Exercise task | The exercise asks for every line of the data to be reproduced exactly.
-- BEGIN --
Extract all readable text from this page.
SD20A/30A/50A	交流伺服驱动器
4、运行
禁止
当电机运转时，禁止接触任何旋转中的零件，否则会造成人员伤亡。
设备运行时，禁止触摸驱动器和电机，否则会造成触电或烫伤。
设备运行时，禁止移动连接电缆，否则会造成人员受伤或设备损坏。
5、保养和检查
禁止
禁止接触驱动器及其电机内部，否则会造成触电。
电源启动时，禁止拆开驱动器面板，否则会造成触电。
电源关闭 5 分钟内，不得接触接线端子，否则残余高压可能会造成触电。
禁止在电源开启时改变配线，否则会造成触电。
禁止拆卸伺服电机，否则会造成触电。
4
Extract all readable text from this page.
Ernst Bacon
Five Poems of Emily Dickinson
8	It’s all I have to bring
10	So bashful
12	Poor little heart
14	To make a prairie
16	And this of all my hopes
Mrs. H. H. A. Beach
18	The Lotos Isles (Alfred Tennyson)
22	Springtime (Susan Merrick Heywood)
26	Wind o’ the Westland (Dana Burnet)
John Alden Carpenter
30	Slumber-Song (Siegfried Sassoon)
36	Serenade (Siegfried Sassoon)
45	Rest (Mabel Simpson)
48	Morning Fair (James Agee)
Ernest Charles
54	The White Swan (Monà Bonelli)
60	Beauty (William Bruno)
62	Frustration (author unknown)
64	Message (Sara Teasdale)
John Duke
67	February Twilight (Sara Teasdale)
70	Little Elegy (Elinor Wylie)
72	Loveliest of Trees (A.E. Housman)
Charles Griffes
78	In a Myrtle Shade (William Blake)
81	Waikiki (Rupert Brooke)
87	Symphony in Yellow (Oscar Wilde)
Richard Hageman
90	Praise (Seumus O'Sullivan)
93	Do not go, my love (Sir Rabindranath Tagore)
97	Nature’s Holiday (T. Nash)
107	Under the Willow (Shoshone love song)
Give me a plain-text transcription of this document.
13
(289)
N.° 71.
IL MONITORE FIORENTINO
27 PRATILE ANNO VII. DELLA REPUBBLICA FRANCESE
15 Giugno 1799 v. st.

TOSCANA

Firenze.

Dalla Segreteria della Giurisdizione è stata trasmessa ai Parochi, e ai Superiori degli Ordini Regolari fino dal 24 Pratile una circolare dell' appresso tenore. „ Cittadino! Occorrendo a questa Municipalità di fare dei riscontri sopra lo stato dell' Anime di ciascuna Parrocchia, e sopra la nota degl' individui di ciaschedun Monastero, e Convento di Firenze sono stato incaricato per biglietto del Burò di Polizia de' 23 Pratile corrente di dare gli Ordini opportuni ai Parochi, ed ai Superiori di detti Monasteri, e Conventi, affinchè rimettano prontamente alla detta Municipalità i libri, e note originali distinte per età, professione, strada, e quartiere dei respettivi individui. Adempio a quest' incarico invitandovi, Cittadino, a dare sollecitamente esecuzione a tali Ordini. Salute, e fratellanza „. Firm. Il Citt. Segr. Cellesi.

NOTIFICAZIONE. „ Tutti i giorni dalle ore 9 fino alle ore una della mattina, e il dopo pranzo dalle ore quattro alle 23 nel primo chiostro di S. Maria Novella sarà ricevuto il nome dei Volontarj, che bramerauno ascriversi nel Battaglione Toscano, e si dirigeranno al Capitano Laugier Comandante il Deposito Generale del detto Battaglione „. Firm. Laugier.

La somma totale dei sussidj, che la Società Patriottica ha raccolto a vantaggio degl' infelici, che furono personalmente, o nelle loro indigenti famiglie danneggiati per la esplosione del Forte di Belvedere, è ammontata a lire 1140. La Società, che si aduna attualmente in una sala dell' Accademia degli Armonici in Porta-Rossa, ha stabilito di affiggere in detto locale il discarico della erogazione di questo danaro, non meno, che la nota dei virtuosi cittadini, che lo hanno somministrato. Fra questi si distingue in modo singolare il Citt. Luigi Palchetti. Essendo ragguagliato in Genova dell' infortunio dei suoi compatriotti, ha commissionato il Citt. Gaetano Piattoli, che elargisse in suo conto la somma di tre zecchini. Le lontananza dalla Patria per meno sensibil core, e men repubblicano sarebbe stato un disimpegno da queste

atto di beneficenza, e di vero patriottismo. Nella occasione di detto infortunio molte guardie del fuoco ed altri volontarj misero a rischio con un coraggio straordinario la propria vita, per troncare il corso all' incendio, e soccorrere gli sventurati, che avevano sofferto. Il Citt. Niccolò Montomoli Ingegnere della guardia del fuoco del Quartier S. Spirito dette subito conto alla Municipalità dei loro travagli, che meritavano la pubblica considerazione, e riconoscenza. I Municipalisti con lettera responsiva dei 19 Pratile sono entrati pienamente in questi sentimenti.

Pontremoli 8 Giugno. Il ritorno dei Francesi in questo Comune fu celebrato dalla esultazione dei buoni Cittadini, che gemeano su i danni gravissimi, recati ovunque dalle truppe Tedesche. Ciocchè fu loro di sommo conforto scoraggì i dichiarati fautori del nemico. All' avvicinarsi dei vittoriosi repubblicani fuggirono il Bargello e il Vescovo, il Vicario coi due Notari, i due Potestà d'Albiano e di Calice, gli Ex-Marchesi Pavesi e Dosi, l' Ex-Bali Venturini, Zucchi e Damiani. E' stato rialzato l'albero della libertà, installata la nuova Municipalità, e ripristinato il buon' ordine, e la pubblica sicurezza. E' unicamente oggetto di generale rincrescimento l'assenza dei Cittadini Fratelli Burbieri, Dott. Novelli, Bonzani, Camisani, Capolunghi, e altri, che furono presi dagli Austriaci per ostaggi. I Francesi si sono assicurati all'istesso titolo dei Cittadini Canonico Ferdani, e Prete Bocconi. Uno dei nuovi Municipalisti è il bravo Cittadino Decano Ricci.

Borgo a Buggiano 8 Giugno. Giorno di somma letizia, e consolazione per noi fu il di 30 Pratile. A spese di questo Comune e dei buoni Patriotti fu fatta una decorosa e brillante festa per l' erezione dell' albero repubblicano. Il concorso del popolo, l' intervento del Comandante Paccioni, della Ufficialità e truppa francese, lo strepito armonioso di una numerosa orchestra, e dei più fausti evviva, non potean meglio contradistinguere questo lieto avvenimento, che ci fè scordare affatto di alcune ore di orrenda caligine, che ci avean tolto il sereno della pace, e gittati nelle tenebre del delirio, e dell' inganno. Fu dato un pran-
-- END --
Result below |
Extract all readable text from this page.
SD20A/30A/50A	交流伺服驱动器
4、运行
禁止
当电机运转时，禁止接触任何旋转中的零件，否则会造成人员伤亡。
设备运行时，禁止触摸驱动器和电机，否则会造成触电或烫伤。
设备运行时，禁止移动连接电缆，否则会造成人员受伤或设备损坏。
5、保养和检查
禁止
禁止接触驱动器及其电机内部，否则会造成触电。
电源启动时，禁止拆开驱动器面板，否则会造成触电。
电源关闭 5 分钟内，不得接触接线端子，否则残余高压可能会造成触电。
禁止在电源开启时改变配线，否则会造成触电。
禁止拆卸伺服电机，否则会造成触电。
4
Extract all readable text from this page.
Ernst Bacon
Five Poems of Emily Dickinson
8	It’s all I have to bring
10	So bashful
12	Poor little heart
14	To make a prairie
16	And this of all my hopes
Mrs. H. H. A. Beach
18	The Lotos Isles (Alfred Tennyson)
22	Springtime (Susan Merrick Heywood)
26	Wind o’ the Westland (Dana Burnet)
John Alden Carpenter
30	Slumber-Song (Siegfried Sassoon)
36	Serenade (Siegfried Sassoon)
45	Rest (Mabel Simpson)
48	Morning Fair (James Agee)
Ernest Charles
54	The White Swan (Monà Bonelli)
60	Beauty (William Bruno)
62	Frustration (author unknown)
64	Message (Sara Teasdale)
John Duke
67	February Twilight (Sara Teasdale)
70	Little Elegy (Elinor Wylie)
72	Loveliest of Trees (A.E. Housman)
Charles Griffes
78	In a Myrtle Shade (William Blake)
81	Waikiki (Rupert Brooke)
87	Symphony in Yellow (Oscar Wilde)
Richard Hageman
90	Praise (Seumus O'Sullivan)
93	Do not go, my love (Sir Rabindranath Tagore)
97	Nature’s Holiday (T. Nash)
107	Under the Willow (Shoshone love song)
Give me a plain-text transcription of this document.
13
(289)
N.° 71.
IL MONITORE FIORENTINO
27 PRATILE ANNO VII. DELLA REPUBBLICA FRANCESE
15 Giugno 1799 v. st.

TOSCANA

Firenze.

Dalla Segreteria della Giurisdizione è stata trasmessa ai Parochi, e ai Superiori degli Ordini Regolari fino dal 24 Pratile una circolare dell' appresso tenore. „ Cittadino! Occorrendo a questa Municipalità di fare dei riscontri sopra lo stato dell' Anime di ciascuna Parrocchia, e sopra la nota degl' individui di ciaschedun Monastero, e Convento di Firenze sono stato incaricato per biglietto del Burò di Polizia de' 23 Pratile corrente di dare gli Ordini opportuni ai Parochi, ed ai Superiori di detti Monasteri, e Conventi, affinchè rimettano prontamente alla detta Municipalità i libri, e note originali distinte per età, professione, strada, e quartiere dei respettivi individui. Adempio a quest' incarico invitandovi, Cittadino, a dare sollecitamente esecuzione a tali Ordini. Salute, e fratellanza „. Firm. Il Citt. Segr. Cellesi.

NOTIFICAZIONE. „ Tutti i giorni dalle ore 9 fino alle ore una della mattina, e il dopo pranzo dalle ore quattro alle 23 nel primo chiostro di S. Maria Novella sarà ricevuto il nome dei Volontarj, che bramerauno ascriversi nel Battaglione Toscano, e si dirigeranno al Capitano Laugier Comandante il Deposito Generale del detto Battaglione „. Firm. Laugier.

La somma totale dei sussidj, che la Società Patriottica ha raccolto a vantaggio degl' infelici, che furono personalmente, o nelle loro indigenti famiglie danneggiati per la esplosione del Forte di Belvedere, è ammontata a lire 1140. La Società, che si aduna attualmente in una sala dell' Accademia degli Armonici in Porta-Rossa, ha stabilito di affiggere in detto locale il discarico della erogazione di questo danaro, non meno, che la nota dei virtuosi cittadini, che lo hanno somministrato. Fra questi si distingue in modo singolare il Citt. Luigi Palchetti. Essendo ragguagliato in Genova dell' infortunio dei suoi compatriotti, ha commissionato il Citt. Gaetano Piattoli, che elargisse in suo conto la somma di tre zecchini. Le lontananza dalla Patria per meno sensibil core, e men repubblicano sarebbe stato un disimpegno da queste

atto di beneficenza, e di vero patriottismo. Nella occasione di detto infortunio molte guardie del fuoco ed altri volontarj misero a rischio con un coraggio straordinario la propria vita, per troncare il corso all' incendio, e soccorrere gli sventurati, che avevano sofferto. Il Citt. Niccolò Montomoli Ingegnere della guardia del fuoco del Quartier S. Spirito dette subito conto alla Municipalità dei loro travagli, che meritavano la pubblica considerazione, e riconoscenza. I Municipalisti con lettera responsiva dei 19 Pratile sono entrati pienamente in questi sentimenti.

Pontremoli 8 Giugno. Il ritorno dei Francesi in questo Comune fu celebrato dalla esultazione dei buoni Cittadini, che gemeano su i danni gravissimi, recati ovunque dalle truppe Tedesche. Ciocchè fu loro di sommo conforto scoraggì i dichiarati fautori del nemico. All' avvicinarsi dei vittoriosi repubblicani fuggirono il Bargello e il Vescovo, il Vicario coi due Notari, i due Potestà d'Albiano e di Calice, gli Ex-Marchesi Pavesi e Dosi, l' Ex-Bali Venturini, Zucchi e Damiani. E' stato rialzato l'albero della libertà, installata la nuova Municipalità, e ripristinato il buon' ordine, e la pubblica sicurezza. E' unicamente oggetto di generale rincrescimento l'assenza dei Cittadini Fratelli Burbieri, Dott. Novelli, Bonzani, Camisani, Capolunghi, e altri, che furono presi dagli Austriaci per ostaggi. I Francesi si sono assicurati all'istesso titolo dei Cittadini Canonico Ferdani, e Prete Bocconi. Uno dei nuovi Municipalisti è il bravo Cittadino Decano Ricci.

Borgo a Buggiano 8 Giugno. Giorno di somma letizia, e consolazione per noi fu il di 30 Pratile. A spese di questo Comune e dei buoni Patriotti fu fatta una decorosa e brillante festa per l' erezione dell' albero repubblicano. Il concorso del popolo, l' intervento del Comandante Paccioni, della Ufficialità e truppa francese, lo strepito armonioso di una numerosa orchestra, e dei più fausti evviva, non potean meglio contradistinguere questo lieto avvenimento, che ci fè scordare affatto di alcune ore di orrenda caligine, che ci avean tolto il sereno della pace, e gittati nelle tenebre del delirio, e dell' inganno. Fu dato un pran-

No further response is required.